Task to complete
Reproduce the full listing that appears beneath this instruction exactly.

Records
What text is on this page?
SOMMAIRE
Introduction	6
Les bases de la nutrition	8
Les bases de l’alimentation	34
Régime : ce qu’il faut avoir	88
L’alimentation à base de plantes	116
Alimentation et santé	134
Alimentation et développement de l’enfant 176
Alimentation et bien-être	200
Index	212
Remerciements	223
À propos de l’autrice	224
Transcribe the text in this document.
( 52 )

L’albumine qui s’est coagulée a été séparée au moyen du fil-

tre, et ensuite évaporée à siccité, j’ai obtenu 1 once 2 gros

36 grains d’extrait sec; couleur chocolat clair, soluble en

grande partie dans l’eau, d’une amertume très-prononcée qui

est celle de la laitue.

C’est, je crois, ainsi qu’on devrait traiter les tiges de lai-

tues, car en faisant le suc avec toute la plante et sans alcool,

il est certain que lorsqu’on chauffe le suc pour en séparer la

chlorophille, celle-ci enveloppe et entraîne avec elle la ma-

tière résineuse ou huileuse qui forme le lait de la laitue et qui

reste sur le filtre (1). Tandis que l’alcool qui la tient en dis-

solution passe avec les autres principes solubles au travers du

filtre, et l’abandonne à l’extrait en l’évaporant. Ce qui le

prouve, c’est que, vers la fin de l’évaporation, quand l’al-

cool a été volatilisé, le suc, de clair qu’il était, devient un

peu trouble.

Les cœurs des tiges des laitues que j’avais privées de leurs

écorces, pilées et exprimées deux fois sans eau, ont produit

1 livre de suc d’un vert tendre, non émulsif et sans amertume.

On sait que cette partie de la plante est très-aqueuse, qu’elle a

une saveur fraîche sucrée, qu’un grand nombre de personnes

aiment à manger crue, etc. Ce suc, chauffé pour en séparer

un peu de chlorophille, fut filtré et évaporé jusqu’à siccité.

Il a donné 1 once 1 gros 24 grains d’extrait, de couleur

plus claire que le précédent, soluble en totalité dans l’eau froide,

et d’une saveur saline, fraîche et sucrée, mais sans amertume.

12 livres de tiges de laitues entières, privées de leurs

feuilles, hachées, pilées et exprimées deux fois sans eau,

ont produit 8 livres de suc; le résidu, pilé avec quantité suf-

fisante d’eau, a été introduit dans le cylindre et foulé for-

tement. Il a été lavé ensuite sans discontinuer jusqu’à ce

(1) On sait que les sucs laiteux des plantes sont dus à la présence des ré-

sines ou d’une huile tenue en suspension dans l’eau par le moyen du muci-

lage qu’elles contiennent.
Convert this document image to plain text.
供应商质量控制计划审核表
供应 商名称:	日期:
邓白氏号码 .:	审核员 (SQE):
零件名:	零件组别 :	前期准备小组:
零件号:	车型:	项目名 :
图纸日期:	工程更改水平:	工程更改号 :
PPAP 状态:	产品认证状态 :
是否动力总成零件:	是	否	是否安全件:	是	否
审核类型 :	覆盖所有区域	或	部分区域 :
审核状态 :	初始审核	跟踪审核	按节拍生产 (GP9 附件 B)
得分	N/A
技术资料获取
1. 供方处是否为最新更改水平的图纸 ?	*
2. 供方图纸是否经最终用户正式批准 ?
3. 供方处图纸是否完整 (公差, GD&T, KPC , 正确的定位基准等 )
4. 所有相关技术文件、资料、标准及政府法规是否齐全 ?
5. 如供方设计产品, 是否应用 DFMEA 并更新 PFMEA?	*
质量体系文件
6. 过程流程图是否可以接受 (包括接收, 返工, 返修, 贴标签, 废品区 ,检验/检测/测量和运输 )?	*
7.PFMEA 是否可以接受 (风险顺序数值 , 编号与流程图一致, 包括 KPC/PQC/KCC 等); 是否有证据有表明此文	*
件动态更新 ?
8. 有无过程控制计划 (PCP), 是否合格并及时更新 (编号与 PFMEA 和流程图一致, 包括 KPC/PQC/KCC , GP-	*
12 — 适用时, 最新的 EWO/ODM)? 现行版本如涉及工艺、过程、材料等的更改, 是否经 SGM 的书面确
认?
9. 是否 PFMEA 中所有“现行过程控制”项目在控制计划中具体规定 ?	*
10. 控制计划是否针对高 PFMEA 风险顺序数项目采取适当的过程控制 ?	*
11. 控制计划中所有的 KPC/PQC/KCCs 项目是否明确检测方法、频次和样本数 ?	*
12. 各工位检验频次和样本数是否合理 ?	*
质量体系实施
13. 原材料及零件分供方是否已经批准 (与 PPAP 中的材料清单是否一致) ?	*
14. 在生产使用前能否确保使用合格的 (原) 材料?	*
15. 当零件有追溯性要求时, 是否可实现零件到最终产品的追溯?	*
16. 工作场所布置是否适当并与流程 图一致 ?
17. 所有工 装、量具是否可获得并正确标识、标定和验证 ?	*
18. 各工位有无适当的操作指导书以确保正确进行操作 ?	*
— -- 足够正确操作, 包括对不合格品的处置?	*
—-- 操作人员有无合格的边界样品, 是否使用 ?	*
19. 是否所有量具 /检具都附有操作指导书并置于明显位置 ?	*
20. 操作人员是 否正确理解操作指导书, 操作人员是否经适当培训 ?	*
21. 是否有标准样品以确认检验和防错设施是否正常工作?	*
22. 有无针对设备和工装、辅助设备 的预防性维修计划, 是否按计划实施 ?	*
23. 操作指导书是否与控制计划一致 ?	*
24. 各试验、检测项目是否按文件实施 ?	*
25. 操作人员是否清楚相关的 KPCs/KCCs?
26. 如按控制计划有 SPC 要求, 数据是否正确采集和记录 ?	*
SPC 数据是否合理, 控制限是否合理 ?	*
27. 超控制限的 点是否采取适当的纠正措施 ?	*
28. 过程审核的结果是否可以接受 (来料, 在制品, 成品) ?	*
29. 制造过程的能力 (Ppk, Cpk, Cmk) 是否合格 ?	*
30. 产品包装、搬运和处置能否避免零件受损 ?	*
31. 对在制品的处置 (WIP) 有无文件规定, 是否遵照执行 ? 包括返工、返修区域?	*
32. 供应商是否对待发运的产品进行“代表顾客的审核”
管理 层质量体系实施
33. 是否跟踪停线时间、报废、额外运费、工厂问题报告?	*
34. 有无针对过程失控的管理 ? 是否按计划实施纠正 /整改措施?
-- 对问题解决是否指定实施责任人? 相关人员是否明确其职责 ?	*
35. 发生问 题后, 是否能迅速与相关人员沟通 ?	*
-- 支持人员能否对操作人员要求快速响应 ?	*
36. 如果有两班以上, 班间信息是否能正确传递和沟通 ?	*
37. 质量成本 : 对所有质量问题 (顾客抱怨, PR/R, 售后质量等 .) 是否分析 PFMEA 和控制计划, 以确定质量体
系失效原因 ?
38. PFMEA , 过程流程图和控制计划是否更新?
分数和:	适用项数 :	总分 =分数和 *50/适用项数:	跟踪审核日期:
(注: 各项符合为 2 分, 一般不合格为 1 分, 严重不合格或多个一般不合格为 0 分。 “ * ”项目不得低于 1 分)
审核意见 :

Written answer
What text is on this page?
SOMMAIRE
Introduction	6
Les bases de la nutrition	8
Les bases de l’alimentation	34
Régime : ce qu’il faut avoir	88
L’alimentation à base de plantes	116
Alimentation et santé	134
Alimentation et développement de l’enfant 176
Alimentation et bien-être	200
Index	212
Remerciements	223
À propos de l’autrice	224
Transcribe the text in this document.
( 52 )

L’albumine qui s’est coagulée a été séparée au moyen du fil-

tre, et ensuite évaporée à siccité, j’ai obtenu 1 once 2 gros

36 grains d’extrait sec; couleur chocolat clair, soluble en

grande partie dans l’eau, d’une amertume très-prononcée qui

est celle de la laitue.

C’est, je crois, ainsi qu’on devrait traiter les tiges de lai-

tues, car en faisant le suc avec toute la plante et sans alcool,

il est certain que lorsqu’on chauffe le suc pour en séparer la

chlorophille, celle-ci enveloppe et entraîne avec elle la ma-

tière résineuse ou huileuse qui forme le lait de la laitue et qui

reste sur le filtre (1). Tandis que l’alcool qui la tient en dis-

solution passe avec les autres principes solubles au travers du

filtre, et l’abandonne à l’extrait en l’évaporant. Ce qui le

prouve, c’est que, vers la fin de l’évaporation, quand l’al-

cool a été volatilisé, le suc, de clair qu’il était, devient un

peu trouble.

Les cœurs des tiges des laitues que j’avais privées de leurs

écorces, pilées et exprimées deux fois sans eau, ont produit

1 livre de suc d’un vert tendre, non émulsif et sans amertume.

On sait que cette partie de la plante est très-aqueuse, qu’elle a

une saveur fraîche sucrée, qu’un grand nombre de personnes

aiment à manger crue, etc. Ce suc, chauffé pour en séparer

un peu de chlorophille, fut filtré et évaporé jusqu’à siccité.

Il a donné 1 once 1 gros 24 grains d’extrait, de couleur

plus claire que le précédent, soluble en totalité dans l’eau froide,

et d’une saveur saline, fraîche et sucrée, mais sans amertume.

12 livres de tiges de laitues entières, privées de leurs

feuilles, hachées, pilées et exprimées deux fois sans eau,

ont produit 8 livres de suc; le résidu, pilé avec quantité suf-

fisante d’eau, a été introduit dans le cylindre et foulé for-

tement. Il a été lavé ensuite sans discontinuer jusqu’à ce

(1) On sait que les sucs laiteux des plantes sont dus à la présence des ré-

sines ou d’une huile tenue en suspension dans l’eau par le moyen du muci-

lage qu’elles contiennent.
Convert this document image to plain text.
供应商质量控制计划审核表
供应 商名称:	日期:
邓白氏号码 .:	审核员 (SQE):
零件名:	零件组别 :	前期准备小组:
零件号:	车型:	项目名 :
图纸日期:	工程更改水平:	工程更改号 :
PPAP 状态:	产品认证状态 :
是否动力总成零件:	是	否	是否安全件:	是	否
审核类型 :	覆盖所有区域	或	部分区域 :
审核状态 :	初始审核	跟踪审核	按节拍生产 (GP9 附件 B)
得分	N/A
技术资料获取
1. 供方处是否为最新更改水平的图纸 ?	*
2. 供方图纸是否经最终用户正式批准 ?
3. 供方处图纸是否完整 (公差, GD&T, KPC , 正确的定位基准等 )
4. 所有相关技术文件、资料、标准及政府法规是否齐全 ?
5. 如供方设计产品, 是否应用 DFMEA 并更新 PFMEA?	*
质量体系文件
6. 过程流程图是否可以接受 (包括接收, 返工, 返修, 贴标签, 废品区 ,检验/检测/测量和运输 )?	*
7.PFMEA 是否可以接受 (风险顺序数值 , 编号与流程图一致, 包括 KPC/PQC/KCC 等); 是否有证据有表明此文	*
件动态更新 ?
8. 有无过程控制计划 (PCP), 是否合格并及时更新 (编号与 PFMEA 和流程图一致, 包括 KPC/PQC/KCC , GP-	*
12 — 适用时, 最新的 EWO/ODM)? 现行版本如涉及工艺、过程、材料等的更改, 是否经 SGM 的书面确
认?
9. 是否 PFMEA 中所有“现行过程控制”项目在控制计划中具体规定 ?	*
10. 控制计划是否针对高 PFMEA 风险顺序数项目采取适当的过程控制 ?	*
11. 控制计划中所有的 KPC/PQC/KCCs 项目是否明确检测方法、频次和样本数 ?	*
12. 各工位检验频次和样本数是否合理 ?	*
质量体系实施
13. 原材料及零件分供方是否已经批准 (与 PPAP 中的材料清单是否一致) ?	*
14. 在生产使用前能否确保使用合格的 (原) 材料?	*
15. 当零件有追溯性要求时, 是否可实现零件到最终产品的追溯?	*
16. 工作场所布置是否适当并与流程 图一致 ?
17. 所有工 装、量具是否可获得并正确标识、标定和验证 ?	*
18. 各工位有无适当的操作指导书以确保正确进行操作 ?	*
— -- 足够正确操作, 包括对不合格品的处置?	*
—-- 操作人员有无合格的边界样品, 是否使用 ?	*
19. 是否所有量具 /检具都附有操作指导书并置于明显位置 ?	*
20. 操作人员是 否正确理解操作指导书, 操作人员是否经适当培训 ?	*
21. 是否有标准样品以确认检验和防错设施是否正常工作?	*
22. 有无针对设备和工装、辅助设备 的预防性维修计划, 是否按计划实施 ?	*
23. 操作指导书是否与控制计划一致 ?	*
24. 各试验、检测项目是否按文件实施 ?	*
25. 操作人员是否清楚相关的 KPCs/KCCs?
26. 如按控制计划有 SPC 要求, 数据是否正确采集和记录 ?	*
SPC 数据是否合理, 控制限是否合理 ?	*
27. 超控制限的 点是否采取适当的纠正措施 ?	*
28. 过程审核的结果是否可以接受 (来料, 在制品, 成品) ?	*
29. 制造过程的能力 (Ppk, Cpk, Cmk) 是否合格 ?	*
30. 产品包装、搬运和处置能否避免零件受损 ?	*
31. 对在制品的处置 (WIP) 有无文件规定, 是否遵照执行 ? 包括返工、返修区域?	*
32. 供应商是否对待发运的产品进行“代表顾客的审核”
管理 层质量体系实施
33. 是否跟踪停线时间、报废、额外运费、工厂问题报告?	*
34. 有无针对过程失控的管理 ? 是否按计划实施纠正 /整改措施?
-- 对问题解决是否指定实施责任人? 相关人员是否明确其职责 ?	*
35. 发生问 题后, 是否能迅速与相关人员沟通 ?	*
-- 支持人员能否对操作人员要求快速响应 ?	*
36. 如果有两班以上, 班间信息是否能正确传递和沟通 ?	*
37. 质量成本 : 对所有质量问题 (顾客抱怨, PR/R, 售后质量等 .) 是否分析 PFMEA 和控制计划, 以确定质量体
系失效原因 ?
38. PFMEA , 过程流程图和控制计划是否更新?
分数和:	适用项数 :	总分 =分数和 *50/适用项数:	跟踪审核日期:
(注: 各项符合为 2 分, 一般不合格为 1 分, 严重不合格或多个一般不合格为 0 分。 “ * ”项目不得低于 1 分)
审核意见 :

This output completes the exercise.